- **Records from a collection of figures**
═══

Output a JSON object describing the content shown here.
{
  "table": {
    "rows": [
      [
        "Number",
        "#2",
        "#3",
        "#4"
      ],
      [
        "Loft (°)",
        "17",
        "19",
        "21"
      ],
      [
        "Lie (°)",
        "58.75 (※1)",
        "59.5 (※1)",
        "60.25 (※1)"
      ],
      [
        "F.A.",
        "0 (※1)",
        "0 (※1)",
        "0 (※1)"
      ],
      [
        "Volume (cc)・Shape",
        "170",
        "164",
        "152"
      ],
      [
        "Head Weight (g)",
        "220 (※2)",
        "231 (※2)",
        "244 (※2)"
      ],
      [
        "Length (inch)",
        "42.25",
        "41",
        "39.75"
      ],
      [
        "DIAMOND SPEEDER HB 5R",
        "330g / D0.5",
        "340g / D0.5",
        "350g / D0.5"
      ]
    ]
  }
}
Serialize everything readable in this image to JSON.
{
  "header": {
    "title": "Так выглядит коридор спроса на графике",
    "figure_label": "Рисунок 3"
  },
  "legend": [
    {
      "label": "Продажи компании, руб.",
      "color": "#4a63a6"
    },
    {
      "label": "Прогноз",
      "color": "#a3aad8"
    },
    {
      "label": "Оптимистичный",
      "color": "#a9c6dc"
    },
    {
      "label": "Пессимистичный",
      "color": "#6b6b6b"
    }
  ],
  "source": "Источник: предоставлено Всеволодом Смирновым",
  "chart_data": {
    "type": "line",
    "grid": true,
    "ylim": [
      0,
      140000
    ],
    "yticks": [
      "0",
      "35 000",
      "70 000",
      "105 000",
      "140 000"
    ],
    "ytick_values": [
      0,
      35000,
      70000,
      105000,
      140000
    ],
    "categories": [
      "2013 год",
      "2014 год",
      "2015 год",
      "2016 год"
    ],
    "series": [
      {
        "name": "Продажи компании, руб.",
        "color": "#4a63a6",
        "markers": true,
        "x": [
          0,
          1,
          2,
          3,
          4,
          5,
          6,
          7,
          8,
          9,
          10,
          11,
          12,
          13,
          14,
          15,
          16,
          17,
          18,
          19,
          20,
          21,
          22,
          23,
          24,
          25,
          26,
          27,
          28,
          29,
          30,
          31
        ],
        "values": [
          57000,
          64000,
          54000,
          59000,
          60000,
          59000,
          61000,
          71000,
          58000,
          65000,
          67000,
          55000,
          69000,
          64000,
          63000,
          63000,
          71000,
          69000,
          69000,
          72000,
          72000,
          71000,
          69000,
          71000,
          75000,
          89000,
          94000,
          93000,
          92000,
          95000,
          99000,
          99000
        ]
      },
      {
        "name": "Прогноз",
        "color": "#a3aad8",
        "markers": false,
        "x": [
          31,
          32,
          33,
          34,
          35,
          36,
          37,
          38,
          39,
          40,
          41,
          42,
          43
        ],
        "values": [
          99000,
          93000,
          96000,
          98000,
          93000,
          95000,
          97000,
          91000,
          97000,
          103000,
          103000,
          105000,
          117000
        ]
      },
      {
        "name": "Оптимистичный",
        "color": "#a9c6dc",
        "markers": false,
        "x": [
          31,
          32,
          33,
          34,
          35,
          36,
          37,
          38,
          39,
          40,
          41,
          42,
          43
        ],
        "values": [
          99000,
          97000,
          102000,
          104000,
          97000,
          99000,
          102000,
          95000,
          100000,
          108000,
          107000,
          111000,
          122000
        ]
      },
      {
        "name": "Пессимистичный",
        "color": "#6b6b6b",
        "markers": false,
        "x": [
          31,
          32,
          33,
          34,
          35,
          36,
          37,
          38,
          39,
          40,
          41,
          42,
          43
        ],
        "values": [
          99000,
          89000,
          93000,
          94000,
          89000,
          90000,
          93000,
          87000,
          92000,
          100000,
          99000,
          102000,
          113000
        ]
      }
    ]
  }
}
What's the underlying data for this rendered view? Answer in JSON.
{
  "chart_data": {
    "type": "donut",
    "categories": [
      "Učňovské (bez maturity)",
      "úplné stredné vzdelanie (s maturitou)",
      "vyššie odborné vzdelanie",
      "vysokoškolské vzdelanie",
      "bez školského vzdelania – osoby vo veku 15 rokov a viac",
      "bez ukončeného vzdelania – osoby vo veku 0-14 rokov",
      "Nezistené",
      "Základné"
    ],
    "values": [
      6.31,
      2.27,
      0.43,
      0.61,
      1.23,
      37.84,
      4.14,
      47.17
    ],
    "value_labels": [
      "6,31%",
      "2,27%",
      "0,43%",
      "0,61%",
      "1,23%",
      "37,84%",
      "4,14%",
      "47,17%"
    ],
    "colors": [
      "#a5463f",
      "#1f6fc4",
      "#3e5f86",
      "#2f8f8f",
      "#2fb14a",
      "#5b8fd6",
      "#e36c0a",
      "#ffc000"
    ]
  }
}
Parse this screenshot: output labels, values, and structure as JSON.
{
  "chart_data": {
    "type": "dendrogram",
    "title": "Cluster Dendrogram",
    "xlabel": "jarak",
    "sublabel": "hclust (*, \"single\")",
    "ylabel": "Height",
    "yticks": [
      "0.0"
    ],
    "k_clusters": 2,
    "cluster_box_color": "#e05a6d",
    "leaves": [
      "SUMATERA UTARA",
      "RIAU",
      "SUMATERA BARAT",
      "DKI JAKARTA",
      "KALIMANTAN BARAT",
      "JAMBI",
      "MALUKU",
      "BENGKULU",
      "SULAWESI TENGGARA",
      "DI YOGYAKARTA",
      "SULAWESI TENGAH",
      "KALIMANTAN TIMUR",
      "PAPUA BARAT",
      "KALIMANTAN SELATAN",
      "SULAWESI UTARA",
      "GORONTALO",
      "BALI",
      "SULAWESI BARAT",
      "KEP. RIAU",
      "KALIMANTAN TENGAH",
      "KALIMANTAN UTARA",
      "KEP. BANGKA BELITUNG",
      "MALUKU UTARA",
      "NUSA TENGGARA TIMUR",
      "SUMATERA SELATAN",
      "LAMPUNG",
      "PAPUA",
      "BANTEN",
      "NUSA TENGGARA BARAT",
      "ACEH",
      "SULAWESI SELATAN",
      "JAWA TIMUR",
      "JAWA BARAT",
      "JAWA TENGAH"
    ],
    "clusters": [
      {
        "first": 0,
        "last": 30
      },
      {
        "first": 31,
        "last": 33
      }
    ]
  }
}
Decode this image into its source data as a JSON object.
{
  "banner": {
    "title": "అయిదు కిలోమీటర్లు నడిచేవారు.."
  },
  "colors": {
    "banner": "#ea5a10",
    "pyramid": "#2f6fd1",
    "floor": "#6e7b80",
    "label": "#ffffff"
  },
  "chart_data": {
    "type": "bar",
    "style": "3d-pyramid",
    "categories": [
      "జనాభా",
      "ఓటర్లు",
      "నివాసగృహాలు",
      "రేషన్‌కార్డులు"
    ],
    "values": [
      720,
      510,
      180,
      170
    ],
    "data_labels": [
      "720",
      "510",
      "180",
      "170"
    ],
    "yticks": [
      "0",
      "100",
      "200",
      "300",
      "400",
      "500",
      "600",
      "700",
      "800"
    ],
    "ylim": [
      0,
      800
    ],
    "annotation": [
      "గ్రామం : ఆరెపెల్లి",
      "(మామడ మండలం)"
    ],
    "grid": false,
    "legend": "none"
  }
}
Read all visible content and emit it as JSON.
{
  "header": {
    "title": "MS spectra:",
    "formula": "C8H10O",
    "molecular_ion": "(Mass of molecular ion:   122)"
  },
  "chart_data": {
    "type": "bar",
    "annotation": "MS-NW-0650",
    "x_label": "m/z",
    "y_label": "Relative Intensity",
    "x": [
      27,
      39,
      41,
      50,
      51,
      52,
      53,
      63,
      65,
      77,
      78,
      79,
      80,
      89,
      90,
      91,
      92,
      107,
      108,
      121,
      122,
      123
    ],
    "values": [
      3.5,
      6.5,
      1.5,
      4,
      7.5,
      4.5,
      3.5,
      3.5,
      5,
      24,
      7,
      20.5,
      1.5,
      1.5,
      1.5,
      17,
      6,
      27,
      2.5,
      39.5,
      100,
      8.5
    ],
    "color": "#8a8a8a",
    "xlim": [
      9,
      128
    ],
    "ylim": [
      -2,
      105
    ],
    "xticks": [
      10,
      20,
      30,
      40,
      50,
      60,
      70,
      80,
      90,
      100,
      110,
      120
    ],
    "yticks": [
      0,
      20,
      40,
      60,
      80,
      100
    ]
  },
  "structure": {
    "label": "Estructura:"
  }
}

═══

- **What is needed**
Your task is to gather every line with the word "TIMUR" and copy it.

- **Result**
      "KALIMANTAN TIMUR",
      "NUSA TENGGARA TIMUR",
      "JAWA TIMUR",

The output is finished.